◆ **Given data**:
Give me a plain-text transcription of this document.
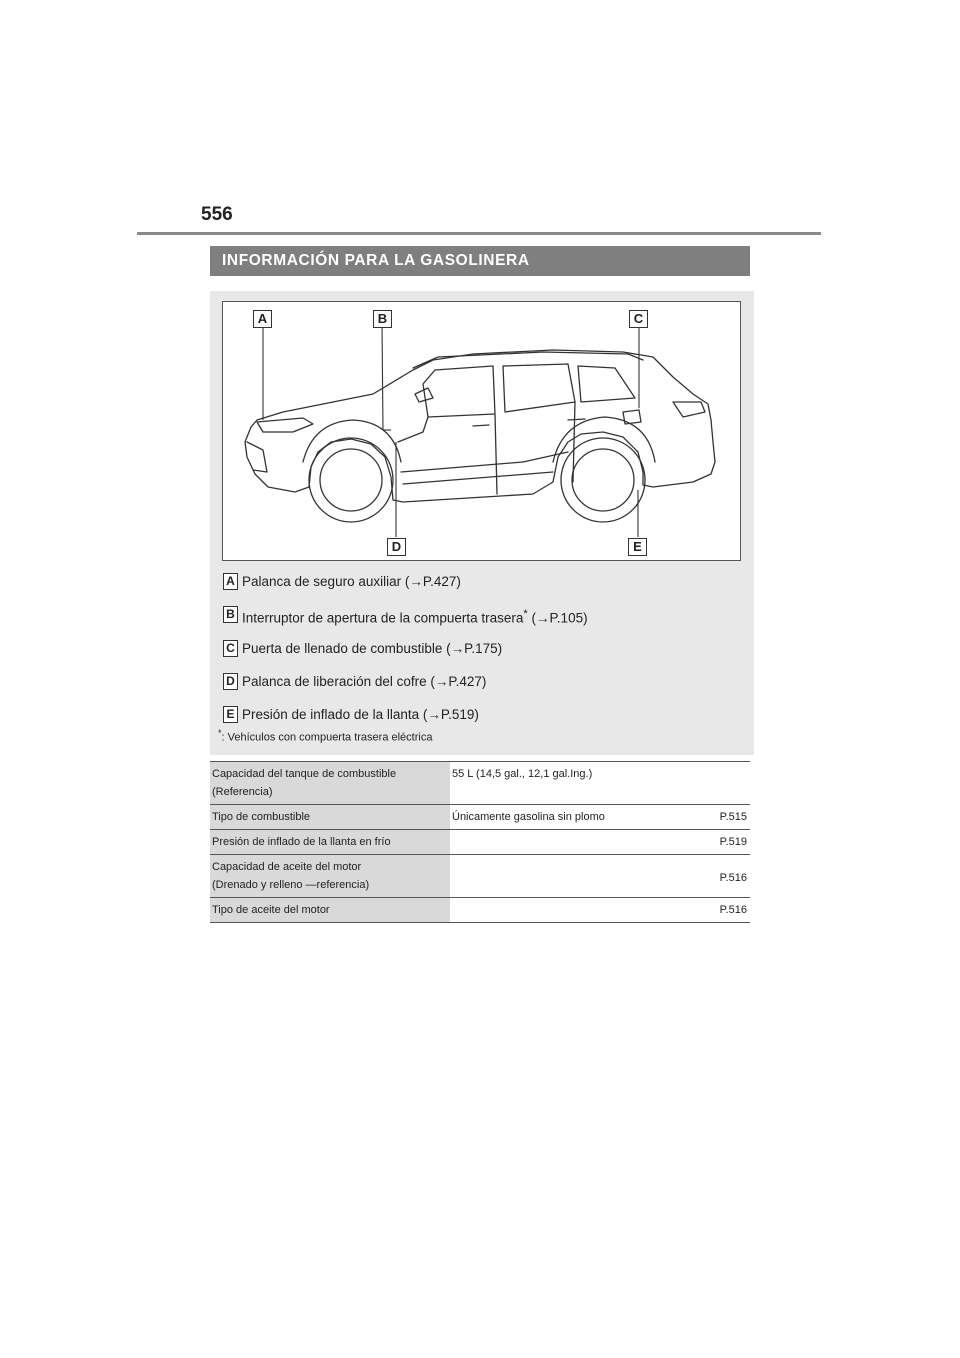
556
INFORMACIÓN PARA LA GASOLINERA
A	B	C
D	E
A Palanca de seguro auxiliar (→P.427)
B Interruptor de apertura de la compuerta trasera* (→P.105)
C Puerta de llenado de combustible (→P.175)
D Palanca de liberación del cofre (→P.427)
E Presión de inflado de la llanta (→P.519)
*: Vehículos con compuerta trasera eléctrica
Capacidad del tanque de combustible
(Referencia)	55 L (14,5 gal., 12,1 gal.Ing.)

Tipo de combustible	Únicamente gasolina sin plomo P.515

Presión de inflado de la llanta en frío	P.519

Capacidad de aceite del motor
(Drenado y relleno —referencia)	P.516

Tipo de aceite del motor	P.516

◆ **Directive**:
All of the entries above should be copied exactly, except for the pictures.

◆ **Right answer**:
Give me a plain-text transcription of this document.
556
INFORMACIÓN PARA LA GASOLINERA
A	B	C
D	E
A Palanca de seguro auxiliar (→P.427)
B Interruptor de apertura de la compuerta trasera* (→P.105)
C Puerta de llenado de combustible (→P.175)
D Palanca de liberación del cofre (→P.427)
E Presión de inflado de la llanta (→P.519)
*: Vehículos con compuerta trasera eléctrica
Capacidad del tanque de combustible
(Referencia)	55 L (14,5 gal., 12,1 gal.Ing.)

Tipo de combustible	Únicamente gasolina sin plomo P.515

Presión de inflado de la llanta en frío	P.519

Capacidad de aceite del motor
(Drenado y relleno —referencia)	P.516

Tipo de aceite del motor	P.516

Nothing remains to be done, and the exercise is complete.